◆ TASK DETAILS ◆
Tally the lines in the records underneath that contain the string "сушильный", and state the figure by itself.

━━━━━━━━━━━━━━━━━━━━━━━━━━━━━━

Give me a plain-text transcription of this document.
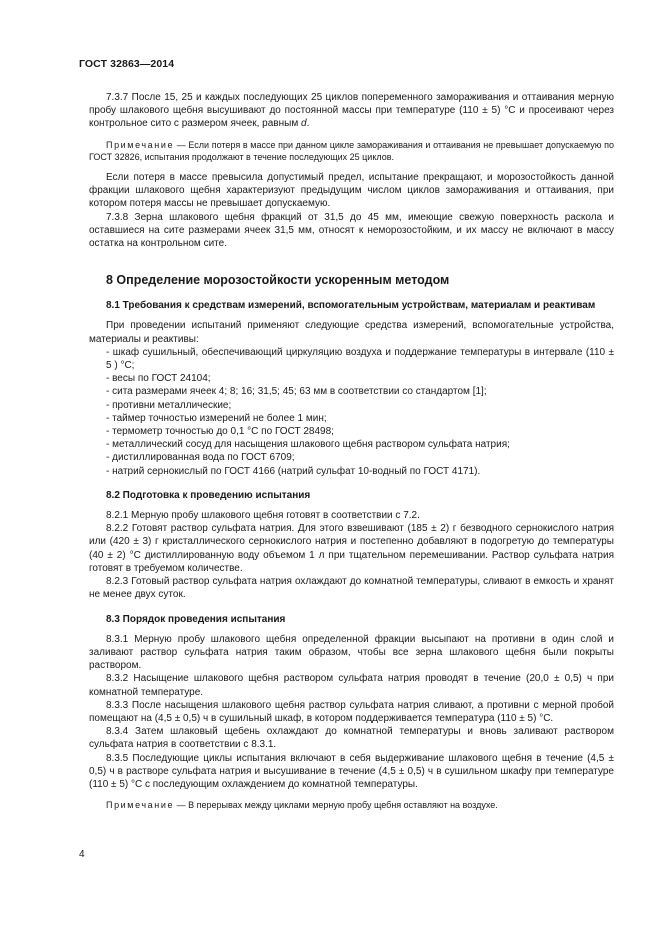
ГОСТ 32863—2014

7.3.7 После 15, 25 и каждых последующих 25 циклов попеременного замораживания и оттаивания мерную пробу шлакового щебня высушивают до постоянной массы при температуре (110 ± 5) °С и просеивают через контрольное сито с размером ячеек, равным d.

Примечание — Если потеря в массе при данном цикле замораживания и оттаивания не превышает допускаемую по ГОСТ 32826, испытания продолжают в течение последующих 25 циклов.

Если потеря в массе превысила допустимый предел, испытание прекращают, и морозостойкость данной фракции шлакового щебня характеризуют предыдущим числом циклов замораживания и оттаивания, при котором потеря массы не превышает допускаемую.

7.3.8 Зерна шлакового щебня фракций от 31,5 до 45 мм, имеющие свежую поверхность раскола и оставшиеся на сите размерами ячеек 31,5 мм, относят к неморозостойким, и их массу не включают в массу остатка на контрольном сите.

8 Определение морозостойкости ускоренным методом
8.1 Требования к средствам измерений, вспомогательным устройствам, материалам и реактивам

При проведении испытаний применяют следующие средства измерений, вспомогательные устройства, материалы и реактивы:

- шкаф сушильный, обеспечивающий циркуляцию воздуха и поддержание температуры в интервале (110 ± 5 ) °С;

- весы по ГОСТ 24104;

- сита размерами ячеек 4; 8; 16; 31,5; 45; 63 мм в соответствии со стандартом [1];

- противни металлические;

- таймер точностью измерений не более 1 мин;

- термометр точностью до 0,1 °С по ГОСТ 28498;

- металлический сосуд для насыщения шлакового щебня раствором сульфата натрия;

- дистиллированная вода по ГОСТ 6709;

- натрий сернокислый по ГОСТ 4166 (натрий сульфат 10-водный по ГОСТ 4171).

8.2 Подготовка к проведению испытания

8.2.1 Мерную пробу шлакового щебня готовят в соответствии с 7.2.

8.2.2 Готовят раствор сульфата натрия. Для этого взвешивают (185 ± 2) г безводного сернокислого натрия или (420 ± 3) г кристаллического сернокислого натрия и постепенно добавляют в подогретую до температуры (40 ± 2) °С дистиллированную воду объемом 1 л при тщательном перемешивании. Раствор сульфата натрия готовят в требуемом количестве.

8.2.3 Готовый раствор сульфата натрия охлаждают до комнатной температуры, сливают в емкость и хранят не менее двух суток.

8.3 Порядок проведения испытания

8.3.1 Мерную пробу шлакового щебня определенной фракции высыпают на противни в один слой и заливают раствор сульфата натрия таким образом, чтобы все зерна шлакового щебня были покрыты раствором.

8.3.2 Насыщение шлакового щебня раствором сульфата натрия проводят в течение (20,0 ± 0,5) ч при комнатной температуре.

8.3.3 После насыщения шлакового щебня раствор сульфата натрия сливают, а противни с мерной пробой помещают на (4,5 ± 0,5) ч в сушильный шкаф, в котором поддерживается температура (110 ± 5) °С.

8.3.4 Затем шлаковый щебень охлаждают до комнатной температуры и вновь заливают раствором сульфата натрия в соответствии с 8.3.1.

8.3.5 Последующие циклы испытания включают в себя выдерживание шлакового щебня в течение (4,5 ± 0,5) ч в растворе сульфата натрия и высушивание в течение (4,5 ± 0,5) ч в сушильном шкафу при температуре (110 ± 5) °С с последующим охлаждением до комнатной температуры.

Примечание — В перерывах между циклами мерную пробу щебня оставляют на воздухе.

4
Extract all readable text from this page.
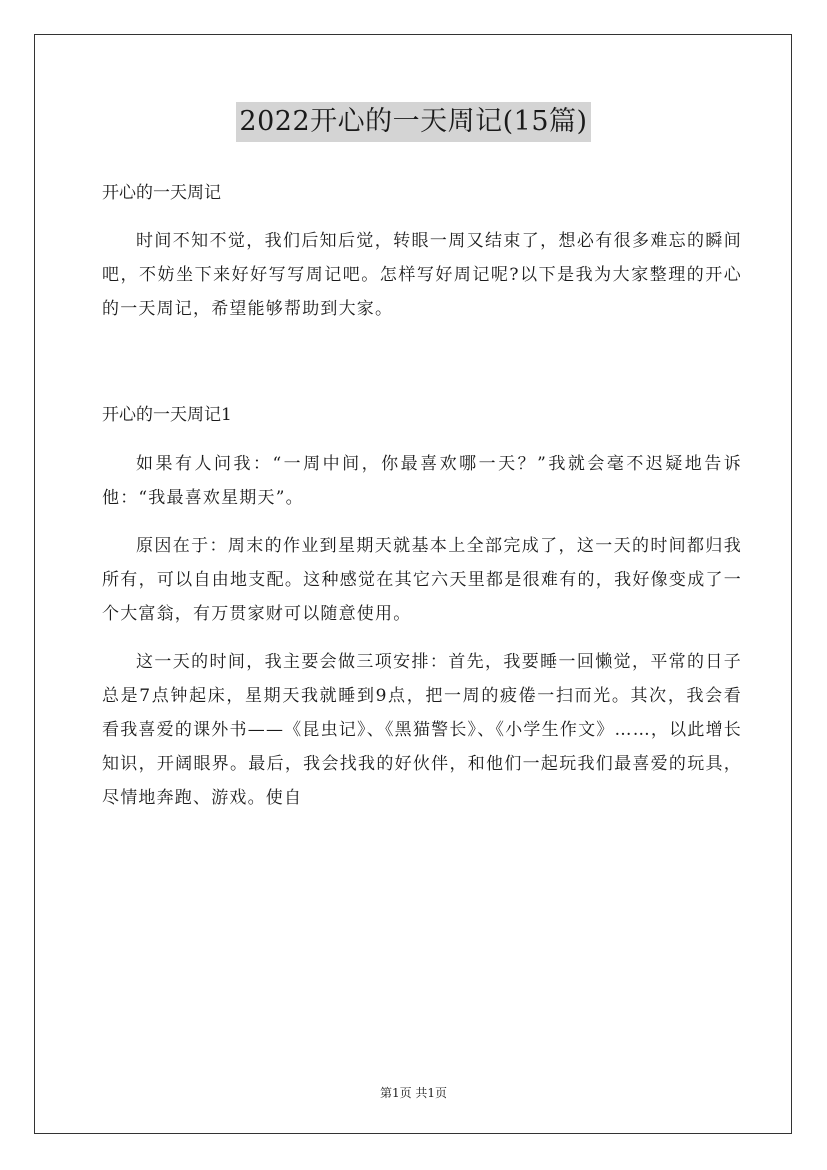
2022开心的一天周记(15篇)

开心的一天周记

时间不知不觉，我们后知后觉，转眼一周又结束了，想必有很多难忘的瞬间吧，不妨坐下来好好写写周记吧。怎样写好周记呢?以下是我为大家整理的开心的一天周记，希望能够帮助到大家。

开心的一天周记1

如果有人问我：“一周中间，你最喜欢哪一天？”我就会毫不迟疑地告诉他：“我最喜欢星期天”。

原因在于：周末的作业到星期天就基本上全部完成了，这一天的时间都归我所有，可以自由地支配。这种感觉在其它六天里都是很难有的，我好像变成了一个大富翁，有万贯家财可以随意使用。

这一天的时间，我主要会做三项安排：首先，我要睡一回懒觉，平常的日子总是7点钟起床，星期天我就睡到9点，把一周的疲倦一扫而光。其次，我会看看我喜爱的课外书——《昆虫记》、《黑猫警长》、《小学生作文》……，以此增长知识，开阔眼界。最后，我会找我的好伙伴，和他们一起玩我们最喜爱的玩具，尽情地奔跑、游戏。使自

第1页 共1页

━━━━━━━━━━━━━━━━━━━━━━━━━━━━━━

◆ COMPLETE ANSWER ◆
2